▶ _To be done_
The material below should be written out in full and exactly; pictures stay out of the copy.

(Entries from a visual dataset)
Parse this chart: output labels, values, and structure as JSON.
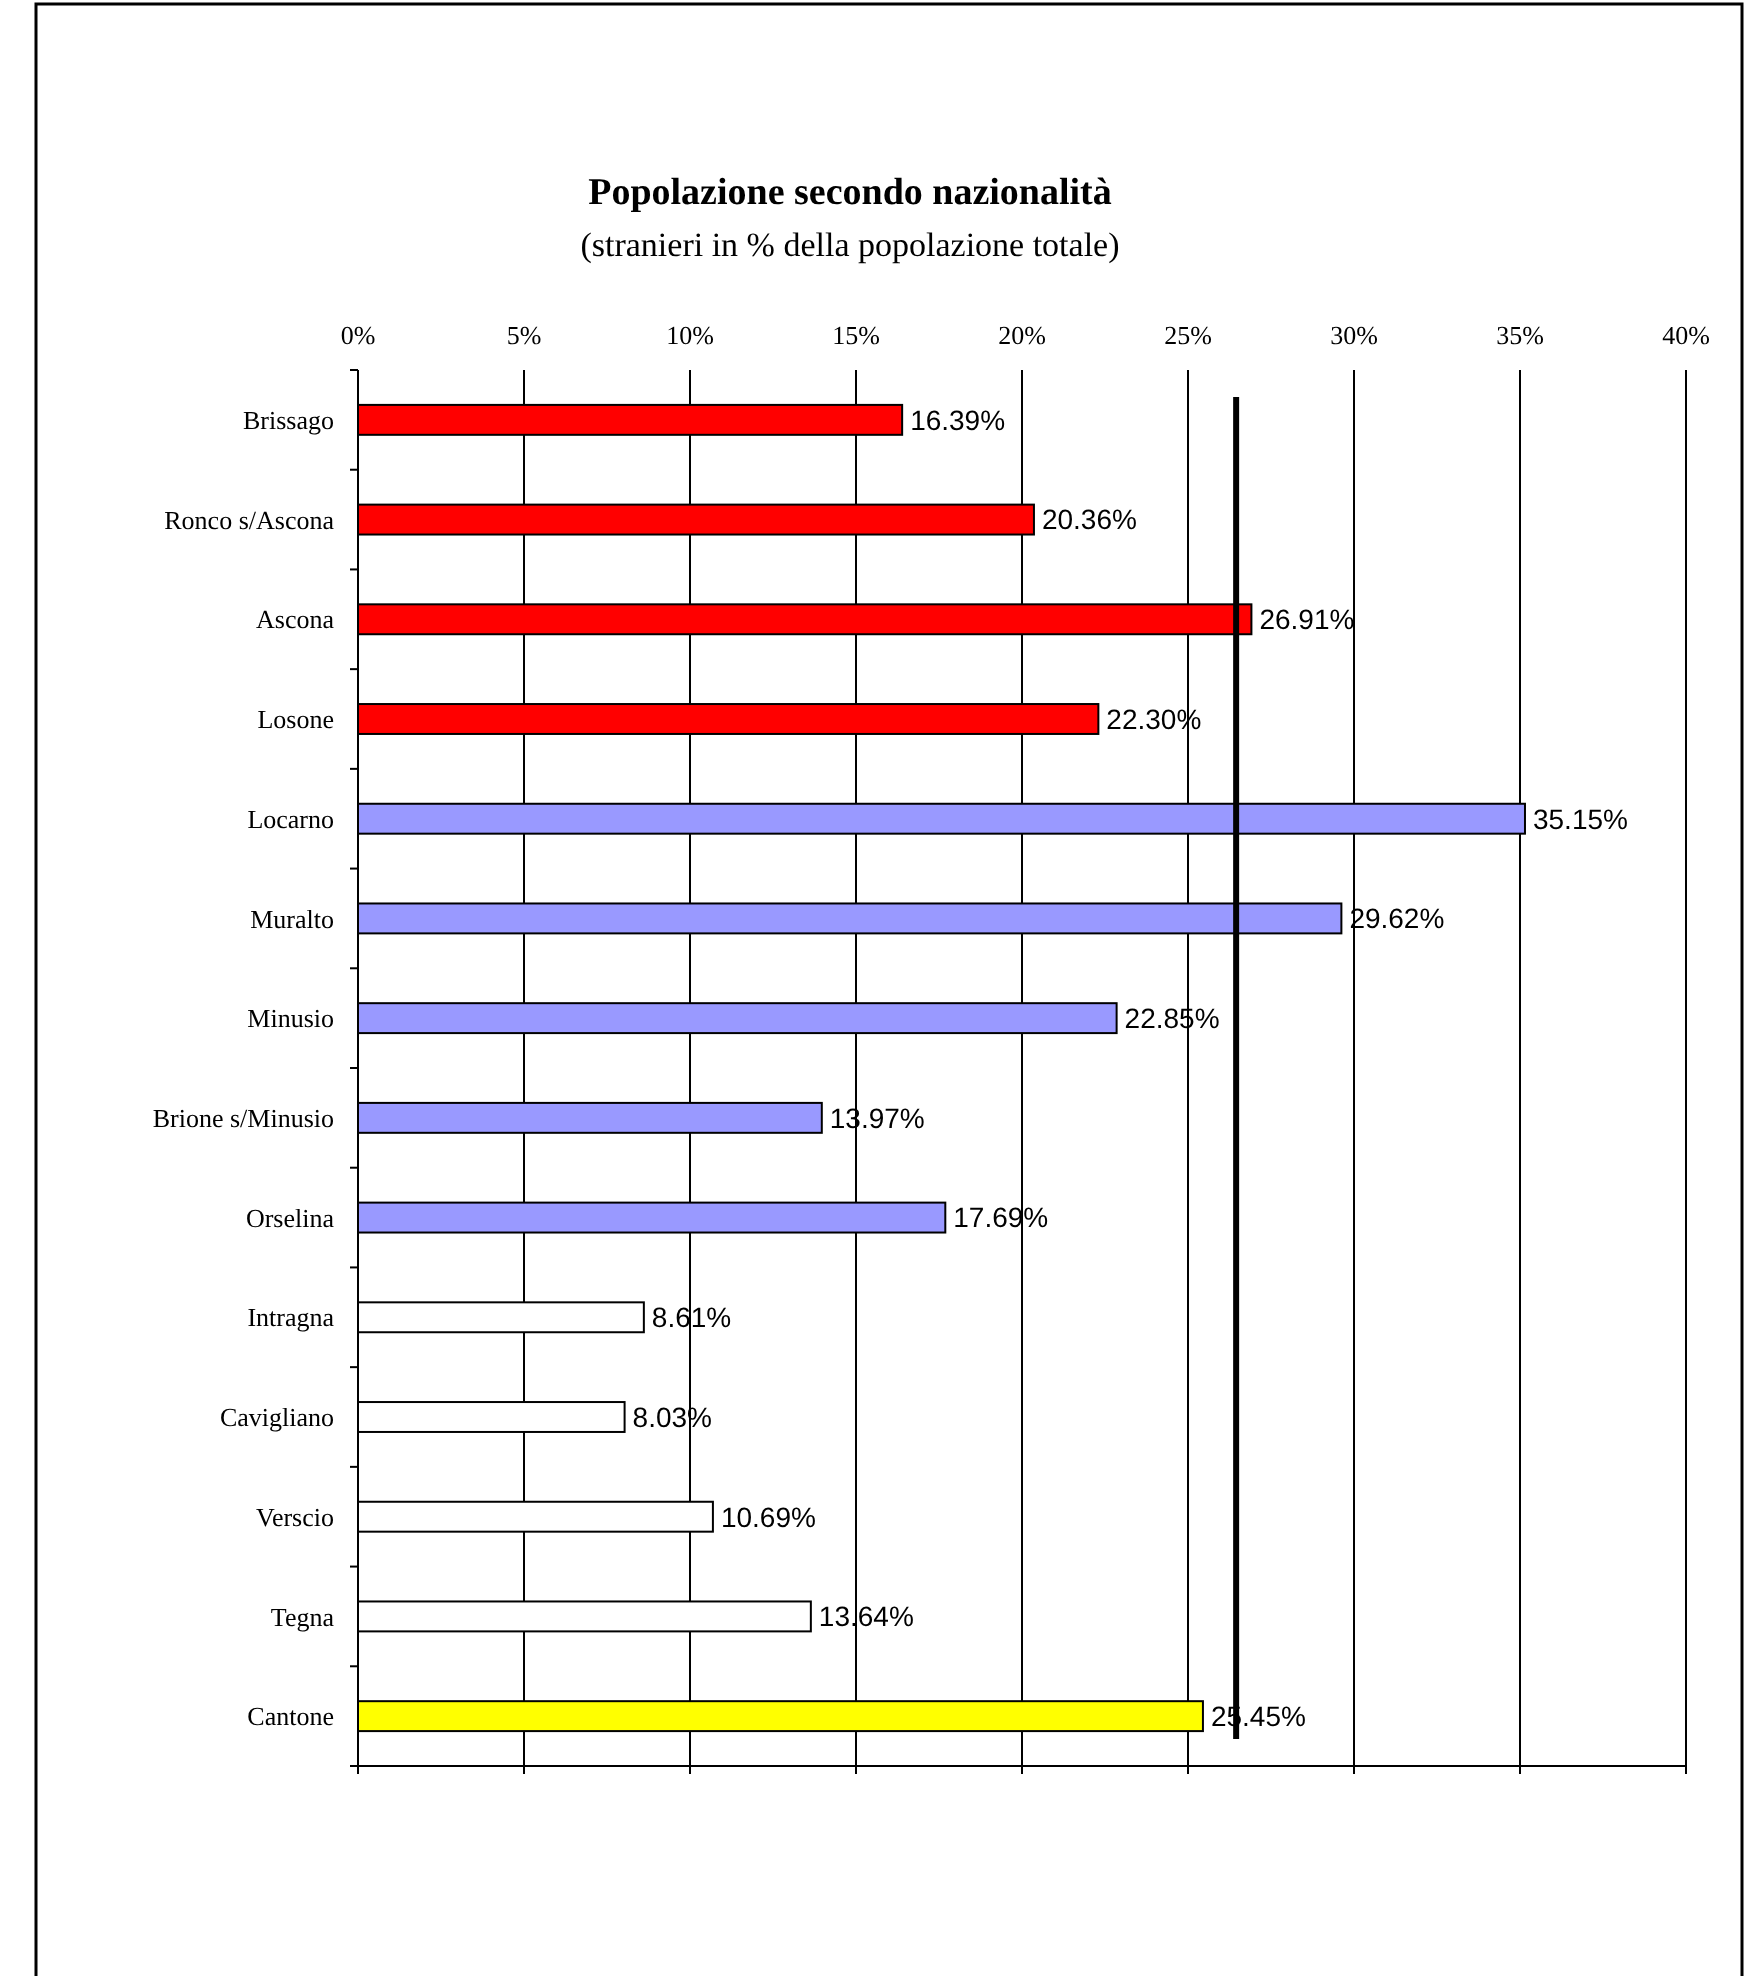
{
  "chart_data": {
    "type": "bar",
    "orientation": "horizontal",
    "title": "Popolazione secondo nazionalità",
    "subtitle": "(stranieri in % della popolazione totale)",
    "categories": [
      "Brissago",
      "Ronco s/Ascona",
      "Ascona",
      "Losone",
      "Locarno",
      "Muralto",
      "Minusio",
      "Brione s/Minusio",
      "Orselina",
      "Intragna",
      "Cavigliano",
      "Verscio",
      "Tegna",
      "Cantone"
    ],
    "values": [
      16.39,
      20.36,
      26.91,
      22.3,
      35.15,
      29.62,
      22.85,
      13.97,
      17.69,
      8.61,
      8.03,
      10.69,
      13.64,
      25.45
    ],
    "value_labels": [
      "16.39%",
      "20.36%",
      "26.91%",
      "22.30%",
      "35.15%",
      "29.62%",
      "22.85%",
      "13.97%",
      "17.69%",
      "8.61%",
      "8.03%",
      "10.69%",
      "13.64%",
      "25.45%"
    ],
    "colors": [
      "#ff0000",
      "#ff0000",
      "#ff0000",
      "#ff0000",
      "#9999ff",
      "#9999ff",
      "#9999ff",
      "#9999ff",
      "#9999ff",
      "#ffffff",
      "#ffffff",
      "#ffffff",
      "#ffffff",
      "#ffff00"
    ],
    "xlim": [
      0,
      40
    ],
    "xticks": [
      {
        "value": 0,
        "label": "0%"
      },
      {
        "value": 5,
        "label": "5%"
      },
      {
        "value": 10,
        "label": "10%"
      },
      {
        "value": 15,
        "label": "15%"
      },
      {
        "value": 20,
        "label": "20%"
      },
      {
        "value": 25,
        "label": "25%"
      },
      {
        "value": 30,
        "label": "30%"
      },
      {
        "value": 35,
        "label": "35%"
      },
      {
        "value": 40,
        "label": "40%"
      }
    ],
    "grid": "x",
    "ref_lines": [
      {
        "axis": "x",
        "value": 26.45,
        "color": "#000000"
      }
    ]
  }
}
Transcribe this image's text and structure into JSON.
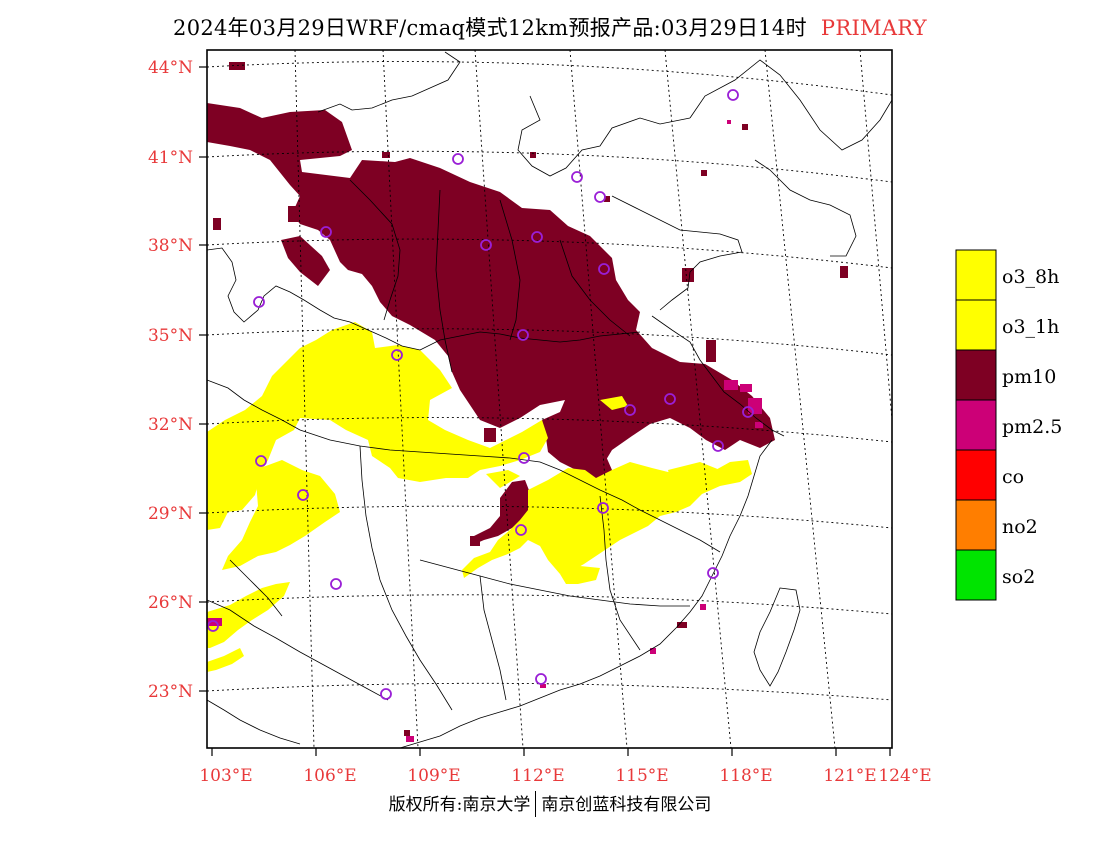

▶ _Written solution_
Parse this chart: output labels, values, and structure as JSON.
{
  "chart_data": {
    "type": "bar",
    "orientation": "horizontal",
    "title": "Popolazione secondo nazionalità",
    "subtitle": "(stranieri in % della popolazione totale)",
    "categories": [
      "Brissago",
      "Ronco s/Ascona",
      "Ascona",
      "Losone",
      "Locarno",
      "Muralto",
      "Minusio",
      "Brione s/Minusio",
      "Orselina",
      "Intragna",
      "Cavigliano",
      "Verscio",
      "Tegna",
      "Cantone"
    ],
    "values": [
      16.39,
      20.36,
      26.91,
      22.3,
      35.15,
      29.62,
      22.85,
      13.97,
      17.69,
      8.61,
      8.03,
      10.69,
      13.64,
      25.45
    ],
    "value_labels": [
      "16.39%",
      "20.36%",
      "26.91%",
      "22.30%",
      "35.15%",
      "29.62%",
      "22.85%",
      "13.97%",
      "17.69%",
      "8.61%",
      "8.03%",
      "10.69%",
      "13.64%",
      "25.45%"
    ],
    "colors": [
      "#ff0000",
      "#ff0000",
      "#ff0000",
      "#ff0000",
      "#9999ff",
      "#9999ff",
      "#9999ff",
      "#9999ff",
      "#9999ff",
      "#ffffff",
      "#ffffff",
      "#ffffff",
      "#ffffff",
      "#ffff00"
    ],
    "xlim": [
      0,
      40
    ],
    "xticks": [
      {
        "value": 0,
        "label": "0%"
      },
      {
        "value": 5,
        "label": "5%"
      },
      {
        "value": 10,
        "label": "10%"
      },
      {
        "value": 15,
        "label": "15%"
      },
      {
        "value": 20,
        "label": "20%"
      },
      {
        "value": 25,
        "label": "25%"
      },
      {
        "value": 30,
        "label": "30%"
      },
      {
        "value": 35,
        "label": "35%"
      },
      {
        "value": 40,
        "label": "40%"
      }
    ],
    "grid": "x",
    "ref_lines": [
      {
        "axis": "x",
        "value": 26.45,
        "color": "#000000"
      }
    ]
  }
}
Transcribe this image's text and structure into JSON.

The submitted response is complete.